____ DATA LISTING
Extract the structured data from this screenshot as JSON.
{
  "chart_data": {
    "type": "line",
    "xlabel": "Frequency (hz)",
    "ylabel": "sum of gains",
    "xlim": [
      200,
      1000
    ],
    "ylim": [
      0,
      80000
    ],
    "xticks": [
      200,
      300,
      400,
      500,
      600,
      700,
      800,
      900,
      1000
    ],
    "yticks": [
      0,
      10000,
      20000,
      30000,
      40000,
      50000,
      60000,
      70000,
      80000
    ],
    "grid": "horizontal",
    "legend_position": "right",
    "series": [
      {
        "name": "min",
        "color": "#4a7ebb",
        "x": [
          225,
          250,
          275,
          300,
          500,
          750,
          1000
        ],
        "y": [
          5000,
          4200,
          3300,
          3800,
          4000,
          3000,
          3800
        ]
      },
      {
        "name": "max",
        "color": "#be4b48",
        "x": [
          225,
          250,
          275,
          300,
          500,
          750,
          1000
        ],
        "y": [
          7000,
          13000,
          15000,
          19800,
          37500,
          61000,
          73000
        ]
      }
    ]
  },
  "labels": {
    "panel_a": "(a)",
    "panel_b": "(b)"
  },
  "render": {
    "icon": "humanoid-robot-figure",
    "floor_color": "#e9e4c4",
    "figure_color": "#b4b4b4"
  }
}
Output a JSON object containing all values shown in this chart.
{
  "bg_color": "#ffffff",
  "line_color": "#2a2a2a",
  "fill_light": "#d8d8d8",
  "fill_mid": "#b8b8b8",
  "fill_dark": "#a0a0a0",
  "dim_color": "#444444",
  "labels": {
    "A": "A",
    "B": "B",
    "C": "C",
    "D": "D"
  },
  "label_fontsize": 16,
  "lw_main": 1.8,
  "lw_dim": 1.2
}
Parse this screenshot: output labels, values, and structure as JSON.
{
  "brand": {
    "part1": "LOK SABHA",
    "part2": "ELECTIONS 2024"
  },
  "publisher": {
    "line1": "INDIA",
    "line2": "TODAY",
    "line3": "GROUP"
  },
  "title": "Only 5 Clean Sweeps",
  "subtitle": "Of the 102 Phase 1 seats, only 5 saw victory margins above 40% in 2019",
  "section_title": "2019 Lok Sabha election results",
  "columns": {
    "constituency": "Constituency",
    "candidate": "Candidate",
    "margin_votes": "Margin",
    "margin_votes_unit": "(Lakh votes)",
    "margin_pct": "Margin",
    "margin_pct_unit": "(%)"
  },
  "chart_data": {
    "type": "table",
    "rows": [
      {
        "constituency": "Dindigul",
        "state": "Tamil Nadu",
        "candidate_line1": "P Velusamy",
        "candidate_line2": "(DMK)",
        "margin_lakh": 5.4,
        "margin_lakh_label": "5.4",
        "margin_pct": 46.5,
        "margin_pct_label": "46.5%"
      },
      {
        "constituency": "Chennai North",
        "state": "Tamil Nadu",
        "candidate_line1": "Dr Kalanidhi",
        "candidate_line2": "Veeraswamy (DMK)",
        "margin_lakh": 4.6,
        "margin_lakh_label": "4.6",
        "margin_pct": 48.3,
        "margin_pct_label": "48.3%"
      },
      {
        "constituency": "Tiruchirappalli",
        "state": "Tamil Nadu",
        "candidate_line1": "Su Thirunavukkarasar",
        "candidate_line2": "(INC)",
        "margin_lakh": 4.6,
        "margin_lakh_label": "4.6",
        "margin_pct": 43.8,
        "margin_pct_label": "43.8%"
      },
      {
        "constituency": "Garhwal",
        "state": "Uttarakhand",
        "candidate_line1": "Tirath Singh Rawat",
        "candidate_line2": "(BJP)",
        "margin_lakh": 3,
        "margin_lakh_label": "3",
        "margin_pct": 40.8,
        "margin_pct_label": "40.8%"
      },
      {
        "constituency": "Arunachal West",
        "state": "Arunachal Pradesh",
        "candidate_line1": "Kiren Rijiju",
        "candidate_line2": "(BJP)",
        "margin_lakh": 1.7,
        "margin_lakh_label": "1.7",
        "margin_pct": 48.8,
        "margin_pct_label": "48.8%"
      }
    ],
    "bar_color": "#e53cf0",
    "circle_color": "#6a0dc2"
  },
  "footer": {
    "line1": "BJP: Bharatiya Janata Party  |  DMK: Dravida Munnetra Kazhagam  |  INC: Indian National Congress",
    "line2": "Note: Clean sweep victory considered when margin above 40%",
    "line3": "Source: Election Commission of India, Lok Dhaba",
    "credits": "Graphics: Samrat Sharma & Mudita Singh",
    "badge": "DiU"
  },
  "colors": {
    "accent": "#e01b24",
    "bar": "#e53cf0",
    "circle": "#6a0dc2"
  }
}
________
§ REQUEST:
Scan the entries above. Copy each line that has the string "constituency".

§ OUTPUT BELOW:
    "constituency": "Constituency",
        "constituency": "Dindigul",
        "constituency": "Chennai North",
        "constituency": "Tiruchirappalli",
        "constituency": "Garhwal",
        "constituency": "Arunachal West",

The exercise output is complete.